■ Provided material ■

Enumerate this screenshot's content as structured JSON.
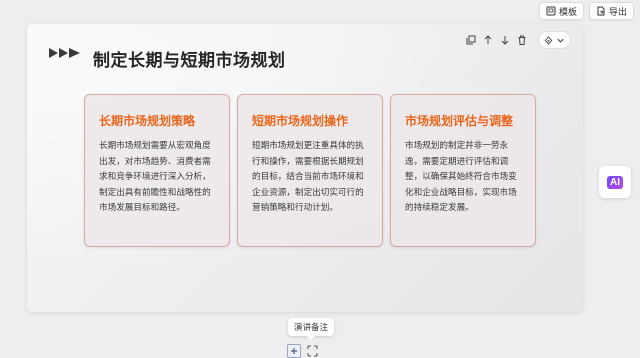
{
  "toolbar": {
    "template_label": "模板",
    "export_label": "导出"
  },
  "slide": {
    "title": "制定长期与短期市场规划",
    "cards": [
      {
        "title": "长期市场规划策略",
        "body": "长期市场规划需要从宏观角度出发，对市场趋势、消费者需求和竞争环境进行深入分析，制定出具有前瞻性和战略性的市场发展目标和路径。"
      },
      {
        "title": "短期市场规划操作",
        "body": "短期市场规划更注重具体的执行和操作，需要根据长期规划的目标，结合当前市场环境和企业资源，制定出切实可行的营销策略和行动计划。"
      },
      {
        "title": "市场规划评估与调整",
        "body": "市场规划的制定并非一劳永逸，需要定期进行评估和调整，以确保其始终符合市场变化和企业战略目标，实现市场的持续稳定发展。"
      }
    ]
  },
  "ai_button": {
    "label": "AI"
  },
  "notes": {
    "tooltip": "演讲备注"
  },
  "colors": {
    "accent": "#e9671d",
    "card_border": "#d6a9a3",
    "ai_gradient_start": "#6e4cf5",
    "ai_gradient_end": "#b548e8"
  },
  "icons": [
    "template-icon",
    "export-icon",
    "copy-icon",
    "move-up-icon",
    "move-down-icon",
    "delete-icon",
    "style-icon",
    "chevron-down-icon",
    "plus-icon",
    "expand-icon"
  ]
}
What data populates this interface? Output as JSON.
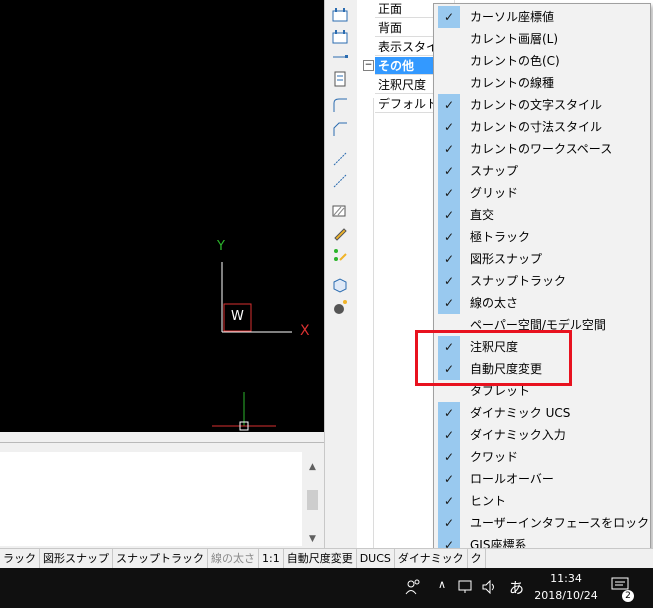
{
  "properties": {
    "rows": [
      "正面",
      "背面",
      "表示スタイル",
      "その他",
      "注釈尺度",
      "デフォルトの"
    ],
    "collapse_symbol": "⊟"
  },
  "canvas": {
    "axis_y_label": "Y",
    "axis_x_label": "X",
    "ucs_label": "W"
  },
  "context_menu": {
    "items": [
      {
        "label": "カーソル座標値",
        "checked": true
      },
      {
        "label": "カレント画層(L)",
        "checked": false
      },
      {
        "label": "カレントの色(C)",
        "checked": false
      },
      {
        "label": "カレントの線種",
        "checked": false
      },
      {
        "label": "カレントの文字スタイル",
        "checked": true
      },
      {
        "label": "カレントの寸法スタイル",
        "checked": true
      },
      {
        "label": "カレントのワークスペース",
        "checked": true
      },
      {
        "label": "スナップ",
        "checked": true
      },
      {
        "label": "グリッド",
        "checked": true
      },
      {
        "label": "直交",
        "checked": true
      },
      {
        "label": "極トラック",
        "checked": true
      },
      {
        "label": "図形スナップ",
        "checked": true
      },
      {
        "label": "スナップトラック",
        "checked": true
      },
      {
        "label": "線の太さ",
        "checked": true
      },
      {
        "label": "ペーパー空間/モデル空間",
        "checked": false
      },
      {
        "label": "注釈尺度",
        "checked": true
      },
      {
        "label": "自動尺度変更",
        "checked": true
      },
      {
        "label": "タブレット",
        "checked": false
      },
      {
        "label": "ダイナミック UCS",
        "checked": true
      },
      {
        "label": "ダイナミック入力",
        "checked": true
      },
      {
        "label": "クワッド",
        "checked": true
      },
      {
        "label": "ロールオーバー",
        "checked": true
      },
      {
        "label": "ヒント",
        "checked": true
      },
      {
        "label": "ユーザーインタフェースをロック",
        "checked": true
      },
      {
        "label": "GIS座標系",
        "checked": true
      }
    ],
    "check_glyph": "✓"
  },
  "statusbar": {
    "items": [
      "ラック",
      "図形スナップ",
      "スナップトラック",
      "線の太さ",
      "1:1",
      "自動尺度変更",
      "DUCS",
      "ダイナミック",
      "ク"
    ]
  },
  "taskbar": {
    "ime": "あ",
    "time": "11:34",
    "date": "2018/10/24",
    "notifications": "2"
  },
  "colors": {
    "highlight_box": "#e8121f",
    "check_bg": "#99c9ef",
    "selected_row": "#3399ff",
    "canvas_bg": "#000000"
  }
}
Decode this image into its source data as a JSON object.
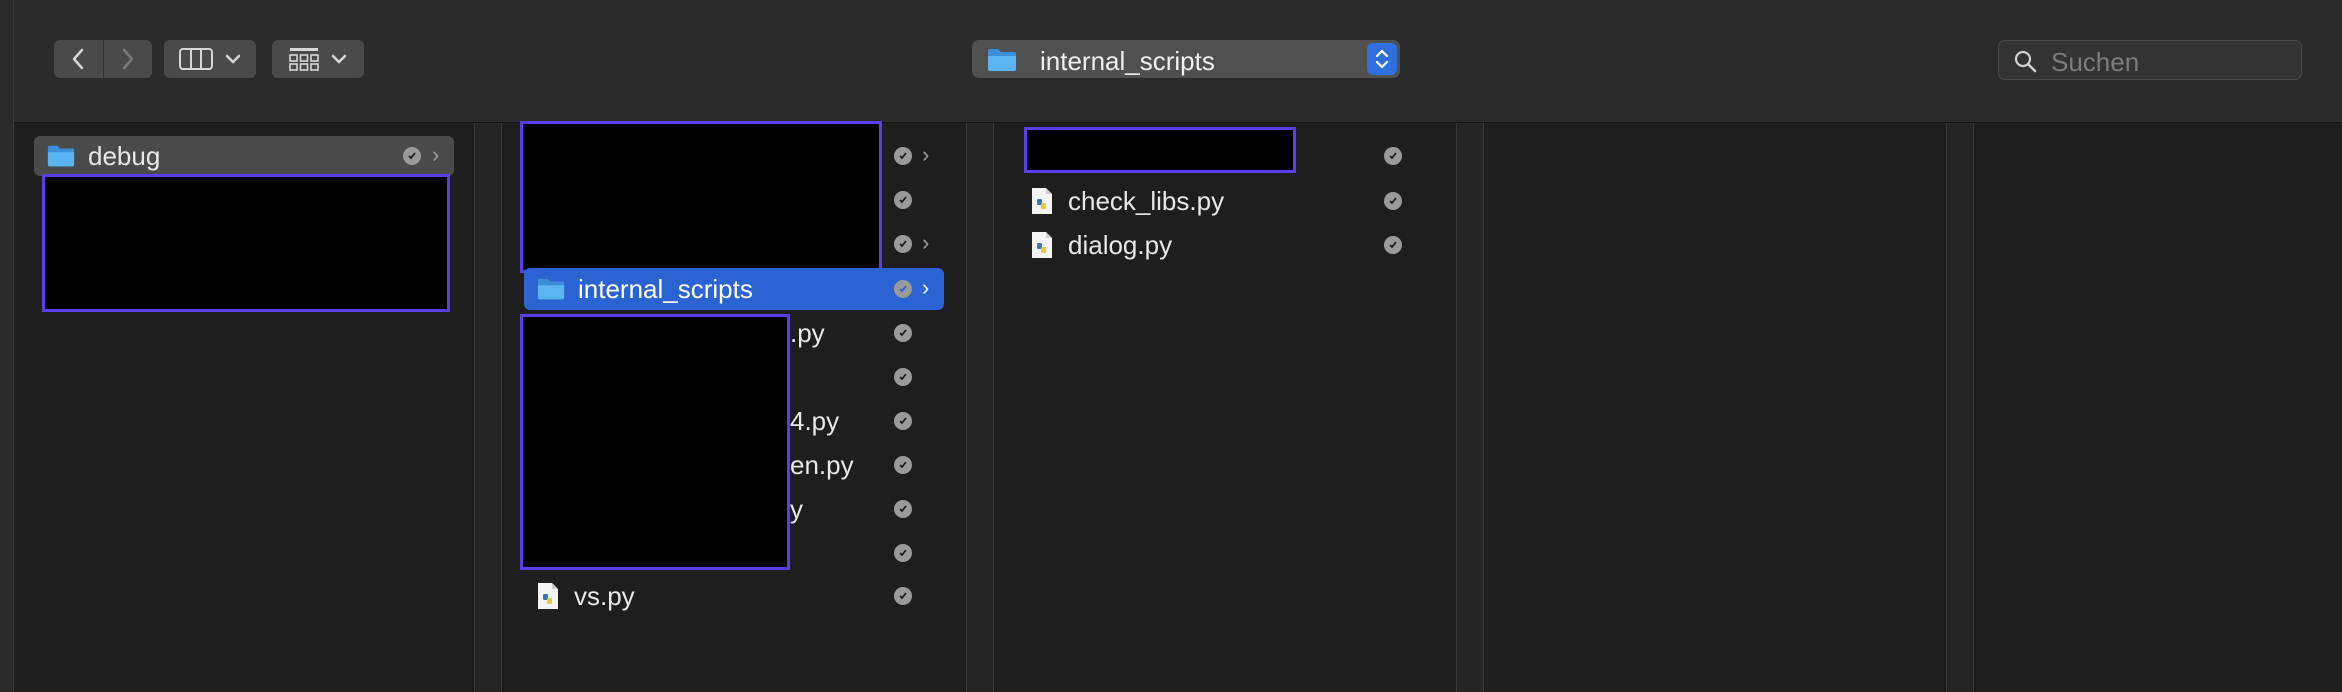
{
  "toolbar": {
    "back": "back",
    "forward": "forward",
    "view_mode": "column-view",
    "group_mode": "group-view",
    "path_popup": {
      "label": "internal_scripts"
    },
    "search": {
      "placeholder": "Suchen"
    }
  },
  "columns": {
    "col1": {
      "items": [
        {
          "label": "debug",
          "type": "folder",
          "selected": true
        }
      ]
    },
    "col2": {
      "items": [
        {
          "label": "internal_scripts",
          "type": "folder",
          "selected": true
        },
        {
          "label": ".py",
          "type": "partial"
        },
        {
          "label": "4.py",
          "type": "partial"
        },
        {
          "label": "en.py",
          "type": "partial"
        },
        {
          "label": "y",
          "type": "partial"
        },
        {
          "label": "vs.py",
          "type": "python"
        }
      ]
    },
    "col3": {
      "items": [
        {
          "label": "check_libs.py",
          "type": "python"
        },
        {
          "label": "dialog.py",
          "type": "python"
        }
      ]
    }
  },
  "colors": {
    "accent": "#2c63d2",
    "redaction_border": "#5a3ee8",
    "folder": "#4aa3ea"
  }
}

■ What you need to do ■
Return all of the data exactly as written, and drop the pictures.

■ Solution to the exercise ■
Enumerate this screenshot's content as structured JSON.
{
  "toolbar": {
    "template_label": "模板",
    "export_label": "导出"
  },
  "slide": {
    "title": "制定长期与短期市场规划",
    "cards": [
      {
        "title": "长期市场规划策略",
        "body": "长期市场规划需要从宏观角度出发，对市场趋势、消费者需求和竞争环境进行深入分析，制定出具有前瞻性和战略性的市场发展目标和路径。"
      },
      {
        "title": "短期市场规划操作",
        "body": "短期市场规划更注重具体的执行和操作，需要根据长期规划的目标，结合当前市场环境和企业资源，制定出切实可行的营销策略和行动计划。"
      },
      {
        "title": "市场规划评估与调整",
        "body": "市场规划的制定并非一劳永逸，需要定期进行评估和调整，以确保其始终符合市场变化和企业战略目标，实现市场的持续稳定发展。"
      }
    ]
  },
  "ai_button": {
    "label": "AI"
  },
  "notes": {
    "tooltip": "演讲备注"
  },
  "colors": {
    "accent": "#e9671d",
    "card_border": "#d6a9a3",
    "ai_gradient_start": "#6e4cf5",
    "ai_gradient_end": "#b548e8"
  },
  "icons": [
    "template-icon",
    "export-icon",
    "copy-icon",
    "move-up-icon",
    "move-down-icon",
    "delete-icon",
    "style-icon",
    "chevron-down-icon",
    "plus-icon",
    "expand-icon"
  ]
}
What data populates this interface? Output as JSON.
{
  "properties": {
    "rows": [
      "正面",
      "背面",
      "表示スタイル",
      "その他",
      "注釈尺度",
      "デフォルトの"
    ],
    "collapse_symbol": "⊟"
  },
  "canvas": {
    "axis_y_label": "Y",
    "axis_x_label": "X",
    "ucs_label": "W"
  },
  "context_menu": {
    "items": [
      {
        "label": "カーソル座標値",
        "checked": true
      },
      {
        "label": "カレント画層(L)",
        "checked": false
      },
      {
        "label": "カレントの色(C)",
        "checked": false
      },
      {
        "label": "カレントの線種",
        "checked": false
      },
      {
        "label": "カレントの文字スタイル",
        "checked": true
      },
      {
        "label": "カレントの寸法スタイル",
        "checked": true
      },
      {
        "label": "カレントのワークスペース",
        "checked": true
      },
      {
        "label": "スナップ",
        "checked": true
      },
      {
        "label": "グリッド",
        "checked": true
      },
      {
        "label": "直交",
        "checked": true
      },
      {
        "label": "極トラック",
        "checked": true
      },
      {
        "label": "図形スナップ",
        "checked": true
      },
      {
        "label": "スナップトラック",
        "checked": true
      },
      {
        "label": "線の太さ",
        "checked": true
      },
      {
        "label": "ペーパー空間/モデル空間",
        "checked": false
      },
      {
        "label": "注釈尺度",
        "checked": true
      },
      {
        "label": "自動尺度変更",
        "checked": true
      },
      {
        "label": "タブレット",
        "checked": false
      },
      {
        "label": "ダイナミック UCS",
        "checked": true
      },
      {
        "label": "ダイナミック入力",
        "checked": true
      },
      {
        "label": "クワッド",
        "checked": true
      },
      {
        "label": "ロールオーバー",
        "checked": true
      },
      {
        "label": "ヒント",
        "checked": true
      },
      {
        "label": "ユーザーインタフェースをロック",
        "checked": true
      },
      {
        "label": "GIS座標系",
        "checked": true
      }
    ],
    "check_glyph": "✓"
  },
  "statusbar": {
    "items": [
      "ラック",
      "図形スナップ",
      "スナップトラック",
      "線の太さ",
      "1:1",
      "自動尺度変更",
      "DUCS",
      "ダイナミック",
      "ク"
    ]
  },
  "taskbar": {
    "ime": "あ",
    "time": "11:34",
    "date": "2018/10/24",
    "notifications": "2"
  },
  "colors": {
    "highlight_box": "#e8121f",
    "check_bg": "#99c9ef",
    "selected_row": "#3399ff",
    "canvas_bg": "#000000"
  }
}
Decode this image into its source data as a JSON object.
{
  "toolbar": {
    "back": "back",
    "forward": "forward",
    "view_mode": "column-view",
    "group_mode": "group-view",
    "path_popup": {
      "label": "internal_scripts"
    },
    "search": {
      "placeholder": "Suchen"
    }
  },
  "columns": {
    "col1": {
      "items": [
        {
          "label": "debug",
          "type": "folder",
          "selected": true
        }
      ]
    },
    "col2": {
      "items": [
        {
          "label": "internal_scripts",
          "type": "folder",
          "selected": true
        },
        {
          "label": ".py",
          "type": "partial"
        },
        {
          "label": "4.py",
          "type": "partial"
        },
        {
          "label": "en.py",
          "type": "partial"
        },
        {
          "label": "y",
          "type": "partial"
        },
        {
          "label": "vs.py",
          "type": "python"
        }
      ]
    },
    "col3": {
      "items": [
        {
          "label": "check_libs.py",
          "type": "python"
        },
        {
          "label": "dialog.py",
          "type": "python"
        }
      ]
    }
  },
  "colors": {
    "accent": "#2c63d2",
    "redaction_border": "#5a3ee8",
    "folder": "#4aa3ea"
  }
}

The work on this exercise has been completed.